— WHAT IS NEEDED —
All entries must be extracted exactly, with nothing added or dropped.

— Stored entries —
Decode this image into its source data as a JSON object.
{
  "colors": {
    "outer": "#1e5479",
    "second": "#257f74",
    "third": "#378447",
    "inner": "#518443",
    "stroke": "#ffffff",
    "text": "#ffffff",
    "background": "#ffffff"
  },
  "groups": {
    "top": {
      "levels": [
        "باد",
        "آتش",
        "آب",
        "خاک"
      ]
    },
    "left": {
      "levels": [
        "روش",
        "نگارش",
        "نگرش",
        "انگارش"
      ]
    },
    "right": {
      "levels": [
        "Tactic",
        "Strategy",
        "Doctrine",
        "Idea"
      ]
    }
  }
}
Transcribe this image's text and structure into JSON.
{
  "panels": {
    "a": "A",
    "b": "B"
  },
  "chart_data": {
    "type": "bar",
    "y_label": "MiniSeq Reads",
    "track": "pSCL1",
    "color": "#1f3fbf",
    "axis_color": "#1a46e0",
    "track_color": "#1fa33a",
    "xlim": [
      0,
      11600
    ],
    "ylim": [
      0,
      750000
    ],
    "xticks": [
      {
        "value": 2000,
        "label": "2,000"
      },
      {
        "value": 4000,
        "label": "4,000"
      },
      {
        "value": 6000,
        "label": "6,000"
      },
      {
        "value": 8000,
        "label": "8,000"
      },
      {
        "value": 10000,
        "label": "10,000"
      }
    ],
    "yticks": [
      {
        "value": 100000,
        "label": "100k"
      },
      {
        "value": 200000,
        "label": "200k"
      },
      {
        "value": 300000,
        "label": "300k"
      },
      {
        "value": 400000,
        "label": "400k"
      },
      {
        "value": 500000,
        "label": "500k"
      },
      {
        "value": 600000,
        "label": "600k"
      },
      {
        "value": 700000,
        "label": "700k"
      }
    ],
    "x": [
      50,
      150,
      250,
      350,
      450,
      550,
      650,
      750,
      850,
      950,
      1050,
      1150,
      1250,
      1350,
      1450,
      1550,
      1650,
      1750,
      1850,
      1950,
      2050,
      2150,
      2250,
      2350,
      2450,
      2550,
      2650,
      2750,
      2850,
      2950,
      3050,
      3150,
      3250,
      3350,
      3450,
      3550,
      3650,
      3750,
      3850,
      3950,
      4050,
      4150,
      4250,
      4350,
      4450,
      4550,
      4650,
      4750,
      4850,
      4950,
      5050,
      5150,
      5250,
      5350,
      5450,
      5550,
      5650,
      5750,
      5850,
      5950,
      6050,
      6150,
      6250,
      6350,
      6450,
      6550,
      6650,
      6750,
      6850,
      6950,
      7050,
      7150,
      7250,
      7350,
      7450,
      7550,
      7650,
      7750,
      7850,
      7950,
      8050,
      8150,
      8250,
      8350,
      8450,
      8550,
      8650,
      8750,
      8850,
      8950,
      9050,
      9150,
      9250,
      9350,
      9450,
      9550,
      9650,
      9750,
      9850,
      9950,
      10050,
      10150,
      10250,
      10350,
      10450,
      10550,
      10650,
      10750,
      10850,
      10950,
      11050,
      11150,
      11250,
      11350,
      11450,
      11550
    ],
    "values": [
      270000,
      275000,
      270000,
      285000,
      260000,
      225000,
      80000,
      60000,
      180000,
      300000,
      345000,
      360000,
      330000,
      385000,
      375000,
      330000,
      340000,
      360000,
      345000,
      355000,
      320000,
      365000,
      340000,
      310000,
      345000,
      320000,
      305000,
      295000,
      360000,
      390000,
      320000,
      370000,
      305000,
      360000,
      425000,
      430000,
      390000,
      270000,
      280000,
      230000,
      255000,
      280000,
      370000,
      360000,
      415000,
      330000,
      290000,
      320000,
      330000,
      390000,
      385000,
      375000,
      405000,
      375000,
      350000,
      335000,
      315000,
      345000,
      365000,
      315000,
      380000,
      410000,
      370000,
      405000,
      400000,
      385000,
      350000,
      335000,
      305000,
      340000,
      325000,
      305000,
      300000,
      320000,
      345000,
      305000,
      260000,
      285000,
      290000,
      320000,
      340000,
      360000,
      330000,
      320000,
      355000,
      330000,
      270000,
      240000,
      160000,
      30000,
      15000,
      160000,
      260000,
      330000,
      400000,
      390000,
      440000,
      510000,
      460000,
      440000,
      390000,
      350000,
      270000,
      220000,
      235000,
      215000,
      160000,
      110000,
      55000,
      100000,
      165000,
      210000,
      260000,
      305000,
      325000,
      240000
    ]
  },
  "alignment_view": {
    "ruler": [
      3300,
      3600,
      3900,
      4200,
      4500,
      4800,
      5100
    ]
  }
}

— ANSWER TO THE EXERCISE —
Decode this image into its source data as a JSON object.
{
  "colors": {
    "outer": "#1e5479",
    "second": "#257f74",
    "third": "#378447",
    "inner": "#518443",
    "stroke": "#ffffff",
    "text": "#ffffff",
    "background": "#ffffff"
  },
  "groups": {
    "top": {
      "levels": [
        "باد",
        "آتش",
        "آب",
        "خاک"
      ]
    },
    "left": {
      "levels": [
        "روش",
        "نگارش",
        "نگرش",
        "انگارش"
      ]
    },
    "right": {
      "levels": [
        "Tactic",
        "Strategy",
        "Doctrine",
        "Idea"
      ]
    }
  }
}
Transcribe this image's text and structure into JSON.
{
  "panels": {
    "a": "A",
    "b": "B"
  },
  "chart_data": {
    "type": "bar",
    "y_label": "MiniSeq Reads",
    "track": "pSCL1",
    "color": "#1f3fbf",
    "axis_color": "#1a46e0",
    "track_color": "#1fa33a",
    "xlim": [
      0,
      11600
    ],
    "ylim": [
      0,
      750000
    ],
    "xticks": [
      {
        "value": 2000,
        "label": "2,000"
      },
      {
        "value": 4000,
        "label": "4,000"
      },
      {
        "value": 6000,
        "label": "6,000"
      },
      {
        "value": 8000,
        "label": "8,000"
      },
      {
        "value": 10000,
        "label": "10,000"
      }
    ],
    "yticks": [
      {
        "value": 100000,
        "label": "100k"
      },
      {
        "value": 200000,
        "label": "200k"
      },
      {
        "value": 300000,
        "label": "300k"
      },
      {
        "value": 400000,
        "label": "400k"
      },
      {
        "value": 500000,
        "label": "500k"
      },
      {
        "value": 600000,
        "label": "600k"
      },
      {
        "value": 700000,
        "label": "700k"
      }
    ],
    "x": [
      50,
      150,
      250,
      350,
      450,
      550,
      650,
      750,
      850,
      950,
      1050,
      1150,
      1250,
      1350,
      1450,
      1550,
      1650,
      1750,
      1850,
      1950,
      2050,
      2150,
      2250,
      2350,
      2450,
      2550,
      2650,
      2750,
      2850,
      2950,
      3050,
      3150,
      3250,
      3350,
      3450,
      3550,
      3650,
      3750,
      3850,
      3950,
      4050,
      4150,
      4250,
      4350,
      4450,
      4550,
      4650,
      4750,
      4850,
      4950,
      5050,
      5150,
      5250,
      5350,
      5450,
      5550,
      5650,
      5750,
      5850,
      5950,
      6050,
      6150,
      6250,
      6350,
      6450,
      6550,
      6650,
      6750,
      6850,
      6950,
      7050,
      7150,
      7250,
      7350,
      7450,
      7550,
      7650,
      7750,
      7850,
      7950,
      8050,
      8150,
      8250,
      8350,
      8450,
      8550,
      8650,
      8750,
      8850,
      8950,
      9050,
      9150,
      9250,
      9350,
      9450,
      9550,
      9650,
      9750,
      9850,
      9950,
      10050,
      10150,
      10250,
      10350,
      10450,
      10550,
      10650,
      10750,
      10850,
      10950,
      11050,
      11150,
      11250,
      11350,
      11450,
      11550
    ],
    "values": [
      270000,
      275000,
      270000,
      285000,
      260000,
      225000,
      80000,
      60000,
      180000,
      300000,
      345000,
      360000,
      330000,
      385000,
      375000,
      330000,
      340000,
      360000,
      345000,
      355000,
      320000,
      365000,
      340000,
      310000,
      345000,
      320000,
      305000,
      295000,
      360000,
      390000,
      320000,
      370000,
      305000,
      360000,
      425000,
      430000,
      390000,
      270000,
      280000,
      230000,
      255000,
      280000,
      370000,
      360000,
      415000,
      330000,
      290000,
      320000,
      330000,
      390000,
      385000,
      375000,
      405000,
      375000,
      350000,
      335000,
      315000,
      345000,
      365000,
      315000,
      380000,
      410000,
      370000,
      405000,
      400000,
      385000,
      350000,
      335000,
      305000,
      340000,
      325000,
      305000,
      300000,
      320000,
      345000,
      305000,
      260000,
      285000,
      290000,
      320000,
      340000,
      360000,
      330000,
      320000,
      355000,
      330000,
      270000,
      240000,
      160000,
      30000,
      15000,
      160000,
      260000,
      330000,
      400000,
      390000,
      440000,
      510000,
      460000,
      440000,
      390000,
      350000,
      270000,
      220000,
      235000,
      215000,
      160000,
      110000,
      55000,
      100000,
      165000,
      210000,
      260000,
      305000,
      325000,
      240000
    ]
  },
  "alignment_view": {
    "ruler": [
      3300,
      3600,
      3900,
      4200,
      4500,
      4800,
      5100
    ]
  }
}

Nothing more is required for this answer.